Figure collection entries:
------------------------------

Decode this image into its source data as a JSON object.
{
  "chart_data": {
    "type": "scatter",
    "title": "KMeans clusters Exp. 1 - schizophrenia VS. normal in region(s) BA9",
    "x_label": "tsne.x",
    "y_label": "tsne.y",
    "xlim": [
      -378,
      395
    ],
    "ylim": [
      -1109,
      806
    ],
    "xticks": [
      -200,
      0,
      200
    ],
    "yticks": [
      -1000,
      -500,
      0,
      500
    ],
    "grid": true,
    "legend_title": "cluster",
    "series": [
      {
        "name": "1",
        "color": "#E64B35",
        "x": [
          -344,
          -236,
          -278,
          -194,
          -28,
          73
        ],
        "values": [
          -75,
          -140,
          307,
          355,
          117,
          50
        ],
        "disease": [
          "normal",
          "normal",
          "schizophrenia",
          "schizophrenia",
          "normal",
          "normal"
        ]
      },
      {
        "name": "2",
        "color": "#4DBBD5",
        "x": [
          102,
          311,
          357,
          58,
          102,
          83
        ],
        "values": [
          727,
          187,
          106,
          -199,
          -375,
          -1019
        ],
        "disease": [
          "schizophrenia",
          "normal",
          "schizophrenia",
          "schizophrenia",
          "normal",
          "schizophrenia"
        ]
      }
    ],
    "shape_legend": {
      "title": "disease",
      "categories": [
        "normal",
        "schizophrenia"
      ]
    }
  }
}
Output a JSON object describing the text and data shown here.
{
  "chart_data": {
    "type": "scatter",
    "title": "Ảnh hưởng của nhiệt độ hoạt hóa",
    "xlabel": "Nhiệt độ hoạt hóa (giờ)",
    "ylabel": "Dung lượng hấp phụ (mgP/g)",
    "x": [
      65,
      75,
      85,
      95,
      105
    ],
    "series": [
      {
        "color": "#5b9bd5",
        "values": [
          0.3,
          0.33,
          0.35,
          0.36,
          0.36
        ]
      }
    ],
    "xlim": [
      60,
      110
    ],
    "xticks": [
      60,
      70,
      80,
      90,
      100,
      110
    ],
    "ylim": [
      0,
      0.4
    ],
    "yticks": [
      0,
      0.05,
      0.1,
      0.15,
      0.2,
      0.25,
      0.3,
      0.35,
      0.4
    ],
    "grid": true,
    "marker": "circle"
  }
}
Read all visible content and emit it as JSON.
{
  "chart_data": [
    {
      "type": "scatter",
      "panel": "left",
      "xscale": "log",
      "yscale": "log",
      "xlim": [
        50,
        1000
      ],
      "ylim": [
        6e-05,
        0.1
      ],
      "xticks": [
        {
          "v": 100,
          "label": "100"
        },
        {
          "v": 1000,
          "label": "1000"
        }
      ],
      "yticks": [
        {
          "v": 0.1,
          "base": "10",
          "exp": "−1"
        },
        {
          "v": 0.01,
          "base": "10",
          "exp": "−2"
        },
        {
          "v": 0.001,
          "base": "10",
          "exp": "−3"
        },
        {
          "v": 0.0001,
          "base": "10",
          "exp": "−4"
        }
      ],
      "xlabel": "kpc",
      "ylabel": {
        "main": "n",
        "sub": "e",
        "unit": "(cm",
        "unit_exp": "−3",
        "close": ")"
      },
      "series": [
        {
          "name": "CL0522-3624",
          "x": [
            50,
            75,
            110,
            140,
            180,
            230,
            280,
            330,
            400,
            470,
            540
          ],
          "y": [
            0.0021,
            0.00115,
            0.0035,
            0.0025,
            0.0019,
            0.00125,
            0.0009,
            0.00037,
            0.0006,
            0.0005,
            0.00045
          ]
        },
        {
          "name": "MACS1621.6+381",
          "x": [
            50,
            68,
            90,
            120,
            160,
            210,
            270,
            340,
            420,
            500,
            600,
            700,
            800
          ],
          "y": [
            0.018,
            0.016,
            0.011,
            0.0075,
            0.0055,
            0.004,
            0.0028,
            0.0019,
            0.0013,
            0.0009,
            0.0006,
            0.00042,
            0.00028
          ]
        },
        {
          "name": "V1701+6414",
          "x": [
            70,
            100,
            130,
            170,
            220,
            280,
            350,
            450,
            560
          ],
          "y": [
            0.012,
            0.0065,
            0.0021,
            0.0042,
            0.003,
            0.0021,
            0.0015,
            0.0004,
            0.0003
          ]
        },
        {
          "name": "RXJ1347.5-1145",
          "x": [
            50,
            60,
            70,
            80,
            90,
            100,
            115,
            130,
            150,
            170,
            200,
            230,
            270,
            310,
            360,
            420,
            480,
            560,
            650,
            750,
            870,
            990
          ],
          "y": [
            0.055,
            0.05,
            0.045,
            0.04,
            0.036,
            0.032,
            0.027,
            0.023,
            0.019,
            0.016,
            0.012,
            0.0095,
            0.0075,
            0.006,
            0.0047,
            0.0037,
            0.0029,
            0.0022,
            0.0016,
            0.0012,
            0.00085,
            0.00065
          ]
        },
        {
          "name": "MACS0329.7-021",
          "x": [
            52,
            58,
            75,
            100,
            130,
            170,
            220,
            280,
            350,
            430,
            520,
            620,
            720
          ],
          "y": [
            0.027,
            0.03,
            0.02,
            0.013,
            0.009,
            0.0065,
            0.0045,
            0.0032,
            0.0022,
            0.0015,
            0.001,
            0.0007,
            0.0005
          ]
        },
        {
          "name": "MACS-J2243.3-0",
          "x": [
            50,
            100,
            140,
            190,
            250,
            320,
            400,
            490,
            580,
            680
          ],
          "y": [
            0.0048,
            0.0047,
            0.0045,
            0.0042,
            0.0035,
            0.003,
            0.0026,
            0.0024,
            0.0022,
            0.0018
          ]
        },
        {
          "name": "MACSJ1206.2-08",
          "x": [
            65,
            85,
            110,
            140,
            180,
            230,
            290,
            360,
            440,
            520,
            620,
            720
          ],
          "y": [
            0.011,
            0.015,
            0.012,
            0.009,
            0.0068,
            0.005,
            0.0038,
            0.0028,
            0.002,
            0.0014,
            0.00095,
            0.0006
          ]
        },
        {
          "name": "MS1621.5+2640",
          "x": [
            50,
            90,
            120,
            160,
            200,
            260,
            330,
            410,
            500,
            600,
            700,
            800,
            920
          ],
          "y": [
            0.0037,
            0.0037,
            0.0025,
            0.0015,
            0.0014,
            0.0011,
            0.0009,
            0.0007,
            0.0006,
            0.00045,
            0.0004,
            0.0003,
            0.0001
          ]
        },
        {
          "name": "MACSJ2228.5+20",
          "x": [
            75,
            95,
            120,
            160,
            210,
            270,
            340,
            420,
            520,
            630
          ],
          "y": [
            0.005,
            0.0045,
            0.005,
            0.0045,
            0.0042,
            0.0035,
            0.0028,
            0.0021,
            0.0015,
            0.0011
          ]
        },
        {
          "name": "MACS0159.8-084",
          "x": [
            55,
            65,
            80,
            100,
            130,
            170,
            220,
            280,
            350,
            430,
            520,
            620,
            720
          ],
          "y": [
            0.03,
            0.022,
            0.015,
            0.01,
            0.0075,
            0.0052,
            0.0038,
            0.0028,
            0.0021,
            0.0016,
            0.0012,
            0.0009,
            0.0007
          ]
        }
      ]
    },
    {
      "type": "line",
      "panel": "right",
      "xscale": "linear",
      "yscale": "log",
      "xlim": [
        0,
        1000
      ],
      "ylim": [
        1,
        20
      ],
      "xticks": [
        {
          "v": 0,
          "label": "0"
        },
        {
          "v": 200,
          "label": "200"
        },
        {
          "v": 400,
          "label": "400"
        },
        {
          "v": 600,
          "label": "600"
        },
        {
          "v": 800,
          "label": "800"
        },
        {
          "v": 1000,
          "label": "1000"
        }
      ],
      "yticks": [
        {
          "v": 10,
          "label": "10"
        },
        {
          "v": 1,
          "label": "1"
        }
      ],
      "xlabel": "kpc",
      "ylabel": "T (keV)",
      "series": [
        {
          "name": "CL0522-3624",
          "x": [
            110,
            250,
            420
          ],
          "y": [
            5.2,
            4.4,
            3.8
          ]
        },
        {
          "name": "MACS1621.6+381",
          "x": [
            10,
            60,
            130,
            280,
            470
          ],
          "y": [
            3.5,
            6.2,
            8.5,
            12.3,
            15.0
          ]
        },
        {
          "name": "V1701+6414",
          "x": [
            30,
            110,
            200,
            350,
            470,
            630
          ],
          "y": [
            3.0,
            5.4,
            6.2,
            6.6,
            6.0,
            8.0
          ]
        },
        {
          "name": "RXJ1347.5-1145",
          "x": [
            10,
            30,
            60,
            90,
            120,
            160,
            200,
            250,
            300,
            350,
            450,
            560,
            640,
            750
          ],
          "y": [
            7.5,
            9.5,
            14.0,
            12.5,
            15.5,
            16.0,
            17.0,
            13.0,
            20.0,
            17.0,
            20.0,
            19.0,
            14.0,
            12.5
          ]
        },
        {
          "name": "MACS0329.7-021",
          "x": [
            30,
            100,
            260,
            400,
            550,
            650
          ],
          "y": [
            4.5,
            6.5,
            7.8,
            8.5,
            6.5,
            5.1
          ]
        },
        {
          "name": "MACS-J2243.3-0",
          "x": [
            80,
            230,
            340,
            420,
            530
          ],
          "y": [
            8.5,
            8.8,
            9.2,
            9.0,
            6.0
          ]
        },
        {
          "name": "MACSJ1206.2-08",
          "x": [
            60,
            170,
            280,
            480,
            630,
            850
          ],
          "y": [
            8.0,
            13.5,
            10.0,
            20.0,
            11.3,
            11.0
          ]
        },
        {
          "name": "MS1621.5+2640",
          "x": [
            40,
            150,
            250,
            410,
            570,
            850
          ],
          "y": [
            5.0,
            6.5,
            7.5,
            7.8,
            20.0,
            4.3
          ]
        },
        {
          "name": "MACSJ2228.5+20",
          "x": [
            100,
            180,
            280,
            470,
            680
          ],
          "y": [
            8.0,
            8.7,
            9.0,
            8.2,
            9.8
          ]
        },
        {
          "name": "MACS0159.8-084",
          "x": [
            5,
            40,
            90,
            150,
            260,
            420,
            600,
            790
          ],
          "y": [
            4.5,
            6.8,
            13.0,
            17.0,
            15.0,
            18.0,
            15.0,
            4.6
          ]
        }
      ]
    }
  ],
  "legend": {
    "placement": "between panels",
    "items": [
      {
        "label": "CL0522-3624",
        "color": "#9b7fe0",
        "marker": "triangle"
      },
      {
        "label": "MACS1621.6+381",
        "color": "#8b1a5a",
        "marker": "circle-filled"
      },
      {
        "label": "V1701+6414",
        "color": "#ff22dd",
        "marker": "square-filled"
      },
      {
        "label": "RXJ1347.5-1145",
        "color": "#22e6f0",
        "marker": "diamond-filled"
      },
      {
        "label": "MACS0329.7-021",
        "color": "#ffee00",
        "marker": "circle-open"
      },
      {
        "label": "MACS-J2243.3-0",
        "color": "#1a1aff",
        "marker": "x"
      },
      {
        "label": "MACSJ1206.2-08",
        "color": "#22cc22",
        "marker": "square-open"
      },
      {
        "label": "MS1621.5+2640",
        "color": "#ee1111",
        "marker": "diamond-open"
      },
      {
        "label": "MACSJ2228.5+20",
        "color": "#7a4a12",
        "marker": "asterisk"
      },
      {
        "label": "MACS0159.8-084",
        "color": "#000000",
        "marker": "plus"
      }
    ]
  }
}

------------------------------

WHAT NEEDS TO BE DONE: Copy out each line that contains the word "JSON".

EXERCISE RESULT:
Decode this image into its source data as a JSON object.
Output a JSON object describing the text and data shown here.
Read all visible content and emit it as JSON.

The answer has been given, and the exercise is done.